• _Input for this task_:
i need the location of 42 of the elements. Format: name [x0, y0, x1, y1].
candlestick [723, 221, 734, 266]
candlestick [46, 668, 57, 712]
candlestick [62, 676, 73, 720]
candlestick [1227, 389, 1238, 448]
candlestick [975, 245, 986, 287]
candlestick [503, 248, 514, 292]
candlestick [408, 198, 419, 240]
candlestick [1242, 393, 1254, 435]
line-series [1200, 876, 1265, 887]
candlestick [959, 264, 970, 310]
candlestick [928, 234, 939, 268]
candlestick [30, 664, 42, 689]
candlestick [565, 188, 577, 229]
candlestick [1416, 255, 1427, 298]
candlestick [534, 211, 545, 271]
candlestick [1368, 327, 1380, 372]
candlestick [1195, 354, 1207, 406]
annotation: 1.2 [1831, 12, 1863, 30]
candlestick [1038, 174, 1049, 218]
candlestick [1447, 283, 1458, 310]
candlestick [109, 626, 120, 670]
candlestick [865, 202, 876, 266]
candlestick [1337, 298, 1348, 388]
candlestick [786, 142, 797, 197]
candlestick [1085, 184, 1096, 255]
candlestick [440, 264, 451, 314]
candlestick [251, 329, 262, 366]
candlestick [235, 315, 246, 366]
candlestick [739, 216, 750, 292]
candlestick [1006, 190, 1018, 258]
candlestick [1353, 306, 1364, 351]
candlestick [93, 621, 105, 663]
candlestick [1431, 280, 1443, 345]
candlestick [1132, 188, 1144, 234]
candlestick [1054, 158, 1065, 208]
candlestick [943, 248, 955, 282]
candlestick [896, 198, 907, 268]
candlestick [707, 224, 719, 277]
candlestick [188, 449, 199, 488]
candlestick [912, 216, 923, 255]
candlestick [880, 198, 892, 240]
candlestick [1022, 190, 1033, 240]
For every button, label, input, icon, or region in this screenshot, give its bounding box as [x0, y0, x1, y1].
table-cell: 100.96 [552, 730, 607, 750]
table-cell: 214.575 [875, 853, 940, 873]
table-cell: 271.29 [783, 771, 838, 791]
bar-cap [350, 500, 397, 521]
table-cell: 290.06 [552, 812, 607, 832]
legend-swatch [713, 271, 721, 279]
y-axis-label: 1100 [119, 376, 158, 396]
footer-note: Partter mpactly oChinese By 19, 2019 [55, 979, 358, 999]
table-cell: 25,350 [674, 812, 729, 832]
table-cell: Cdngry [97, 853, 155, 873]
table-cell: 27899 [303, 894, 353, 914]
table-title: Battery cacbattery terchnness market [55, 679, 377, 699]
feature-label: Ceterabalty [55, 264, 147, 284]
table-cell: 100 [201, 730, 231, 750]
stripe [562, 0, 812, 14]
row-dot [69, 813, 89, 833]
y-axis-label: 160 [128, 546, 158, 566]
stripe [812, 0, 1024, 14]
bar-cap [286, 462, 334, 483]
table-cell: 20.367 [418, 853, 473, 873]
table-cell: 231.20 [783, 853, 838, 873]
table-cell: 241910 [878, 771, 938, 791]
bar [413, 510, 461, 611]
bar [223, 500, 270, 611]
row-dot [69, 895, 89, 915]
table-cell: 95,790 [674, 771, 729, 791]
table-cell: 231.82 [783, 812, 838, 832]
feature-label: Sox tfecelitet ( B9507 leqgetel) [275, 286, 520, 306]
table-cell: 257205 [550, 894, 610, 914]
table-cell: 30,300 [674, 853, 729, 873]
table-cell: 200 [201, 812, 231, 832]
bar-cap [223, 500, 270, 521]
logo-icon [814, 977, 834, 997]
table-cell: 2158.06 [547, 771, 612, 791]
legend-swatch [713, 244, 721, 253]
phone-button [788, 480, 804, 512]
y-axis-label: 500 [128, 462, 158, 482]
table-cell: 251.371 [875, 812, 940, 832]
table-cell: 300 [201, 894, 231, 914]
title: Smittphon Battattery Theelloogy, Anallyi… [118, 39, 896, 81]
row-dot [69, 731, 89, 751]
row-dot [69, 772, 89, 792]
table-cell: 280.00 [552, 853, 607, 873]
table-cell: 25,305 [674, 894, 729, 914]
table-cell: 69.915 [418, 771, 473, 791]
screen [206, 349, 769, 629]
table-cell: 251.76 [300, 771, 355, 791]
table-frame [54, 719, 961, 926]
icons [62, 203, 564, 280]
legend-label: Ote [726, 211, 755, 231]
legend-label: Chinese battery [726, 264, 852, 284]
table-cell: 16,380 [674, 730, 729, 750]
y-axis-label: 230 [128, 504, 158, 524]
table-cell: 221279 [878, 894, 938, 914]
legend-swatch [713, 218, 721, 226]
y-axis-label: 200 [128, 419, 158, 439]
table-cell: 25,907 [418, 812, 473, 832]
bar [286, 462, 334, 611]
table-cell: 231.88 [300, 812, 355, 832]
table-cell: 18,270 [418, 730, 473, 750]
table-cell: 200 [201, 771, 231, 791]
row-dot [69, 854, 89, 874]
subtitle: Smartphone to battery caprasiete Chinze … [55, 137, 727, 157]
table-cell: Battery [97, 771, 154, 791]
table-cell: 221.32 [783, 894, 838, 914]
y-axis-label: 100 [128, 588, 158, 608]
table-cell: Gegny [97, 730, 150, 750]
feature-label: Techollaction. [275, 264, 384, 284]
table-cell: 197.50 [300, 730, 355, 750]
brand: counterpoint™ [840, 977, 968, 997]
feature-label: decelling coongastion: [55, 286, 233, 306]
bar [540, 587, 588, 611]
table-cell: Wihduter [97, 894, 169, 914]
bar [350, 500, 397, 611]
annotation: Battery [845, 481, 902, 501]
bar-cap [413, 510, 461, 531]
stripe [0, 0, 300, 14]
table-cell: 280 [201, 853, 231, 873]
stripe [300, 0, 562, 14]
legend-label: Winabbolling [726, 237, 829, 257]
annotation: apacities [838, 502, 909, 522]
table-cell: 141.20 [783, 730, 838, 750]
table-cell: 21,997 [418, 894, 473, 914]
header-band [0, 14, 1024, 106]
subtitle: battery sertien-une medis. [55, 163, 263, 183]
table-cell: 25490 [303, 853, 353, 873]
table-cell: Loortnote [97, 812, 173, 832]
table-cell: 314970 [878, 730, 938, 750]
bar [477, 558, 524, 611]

• _Exercise instructions_: Can you copy all of the material above line for line, without changing a single character?

• _The reply_:
i need the location of 42 of the elements. Format: name [x0, y0, x1, y1].
candlestick [723, 221, 734, 266]
candlestick [46, 668, 57, 712]
candlestick [62, 676, 73, 720]
candlestick [1227, 389, 1238, 448]
candlestick [975, 245, 986, 287]
candlestick [503, 248, 514, 292]
candlestick [408, 198, 419, 240]
candlestick [1242, 393, 1254, 435]
line-series [1200, 876, 1265, 887]
candlestick [959, 264, 970, 310]
candlestick [928, 234, 939, 268]
candlestick [30, 664, 42, 689]
candlestick [565, 188, 577, 229]
candlestick [1416, 255, 1427, 298]
candlestick [534, 211, 545, 271]
candlestick [1368, 327, 1380, 372]
candlestick [1195, 354, 1207, 406]
annotation: 1.2 [1831, 12, 1863, 30]
candlestick [1038, 174, 1049, 218]
candlestick [1447, 283, 1458, 310]
candlestick [109, 626, 120, 670]
candlestick [865, 202, 876, 266]
candlestick [1337, 298, 1348, 388]
candlestick [786, 142, 797, 197]
candlestick [1085, 184, 1096, 255]
candlestick [440, 264, 451, 314]
candlestick [251, 329, 262, 366]
candlestick [235, 315, 246, 366]
candlestick [739, 216, 750, 292]
candlestick [1006, 190, 1018, 258]
candlestick [1353, 306, 1364, 351]
candlestick [93, 621, 105, 663]
candlestick [1431, 280, 1443, 345]
candlestick [1132, 188, 1144, 234]
candlestick [1054, 158, 1065, 208]
candlestick [943, 248, 955, 282]
candlestick [896, 198, 907, 268]
candlestick [707, 224, 719, 277]
candlestick [188, 449, 199, 488]
candlestick [912, 216, 923, 255]
candlestick [880, 198, 892, 240]
candlestick [1022, 190, 1033, 240]
For every button, label, input, icon, or region in this screenshot, give its bounding box as [x0, y0, x1, y1].
table-cell: 100.96 [552, 730, 607, 750]
table-cell: 214.575 [875, 853, 940, 873]
table-cell: 271.29 [783, 771, 838, 791]
bar-cap [350, 500, 397, 521]
table-cell: 290.06 [552, 812, 607, 832]
legend-swatch [713, 271, 721, 279]
y-axis-label: 1100 [119, 376, 158, 396]
footer-note: Partter mpactly oChinese By 19, 2019 [55, 979, 358, 999]
table-cell: 25,350 [674, 812, 729, 832]
table-cell: Cdngry [97, 853, 155, 873]
table-cell: 27899 [303, 894, 353, 914]
table-title: Battery cacbattery terchnness market [55, 679, 377, 699]
feature-label: Ceterabalty [55, 264, 147, 284]
table-cell: 100 [201, 730, 231, 750]
stripe [562, 0, 812, 14]
row-dot [69, 813, 89, 833]
y-axis-label: 160 [128, 546, 158, 566]
stripe [812, 0, 1024, 14]
bar-cap [286, 462, 334, 483]
table-cell: 20.367 [418, 853, 473, 873]
table-cell: 231.20 [783, 853, 838, 873]
table-cell: 241910 [878, 771, 938, 791]
bar [413, 510, 461, 611]
bar [223, 500, 270, 611]
row-dot [69, 895, 89, 915]
table-cell: 95,790 [674, 771, 729, 791]
table-cell: 231.82 [783, 812, 838, 832]
feature-label: Sox tfecelitet ( B9507 leqgetel) [275, 286, 520, 306]
table-cell: 257205 [550, 894, 610, 914]
table-cell: 30,300 [674, 853, 729, 873]
table-cell: 200 [201, 812, 231, 832]
bar-cap [223, 500, 270, 521]
logo-icon [814, 977, 834, 997]
table-cell: 2158.06 [547, 771, 612, 791]
legend-swatch [713, 244, 721, 253]
phone-button [788, 480, 804, 512]
y-axis-label: 500 [128, 462, 158, 482]
table-cell: 251.371 [875, 812, 940, 832]
table-cell: 300 [201, 894, 231, 914]
title: Smittphon Battattery Theelloogy, Anallyi… [118, 39, 896, 81]
row-dot [69, 731, 89, 751]
row-dot [69, 772, 89, 792]
table-cell: 280.00 [552, 853, 607, 873]
table-cell: 25,305 [674, 894, 729, 914]
table-cell: 69.915 [418, 771, 473, 791]
screen [206, 349, 769, 629]
table-cell: 251.76 [300, 771, 355, 791]
table-frame [54, 719, 961, 926]
icons [62, 203, 564, 280]
legend-label: Ote [726, 211, 755, 231]
legend-label: Chinese battery [726, 264, 852, 284]
table-cell: 16,380 [674, 730, 729, 750]
y-axis-label: 230 [128, 504, 158, 524]
table-cell: 221279 [878, 894, 938, 914]
legend-swatch [713, 218, 721, 226]
y-axis-label: 200 [128, 419, 158, 439]
table-cell: 25,907 [418, 812, 473, 832]
bar [286, 462, 334, 611]
table-cell: 231.88 [300, 812, 355, 832]
table-cell: 18,270 [418, 730, 473, 750]
table-cell: 200 [201, 771, 231, 791]
row-dot [69, 854, 89, 874]
subtitle: Smartphone to battery caprasiete Chinze … [55, 137, 727, 157]
table-cell: Battery [97, 771, 154, 791]
table-cell: 221.32 [783, 894, 838, 914]
y-axis-label: 100 [128, 588, 158, 608]
table-cell: Gegny [97, 730, 150, 750]
feature-label: Techollaction. [275, 264, 384, 284]
table-cell: 197.50 [300, 730, 355, 750]
brand: counterpoint™ [840, 977, 968, 997]
feature-label: decelling coongastion: [55, 286, 233, 306]
bar [540, 587, 588, 611]
table-cell: Wihduter [97, 894, 169, 914]
bar [350, 500, 397, 611]
annotation: Battery [845, 481, 902, 501]
bar-cap [413, 510, 461, 531]
stripe [0, 0, 300, 14]
table-cell: 280 [201, 853, 231, 873]
stripe [300, 0, 562, 14]
legend-label: Winabbolling [726, 237, 829, 257]
annotation: apacities [838, 502, 909, 522]
table-cell: 141.20 [783, 730, 838, 750]
table-cell: 21,997 [418, 894, 473, 914]
header-band [0, 14, 1024, 106]
subtitle: battery sertien-une medis. [55, 163, 263, 183]
table-cell: 25490 [303, 853, 353, 873]
table-cell: Loortnote [97, 812, 173, 832]
table-cell: 314970 [878, 730, 938, 750]
bar [477, 558, 524, 611]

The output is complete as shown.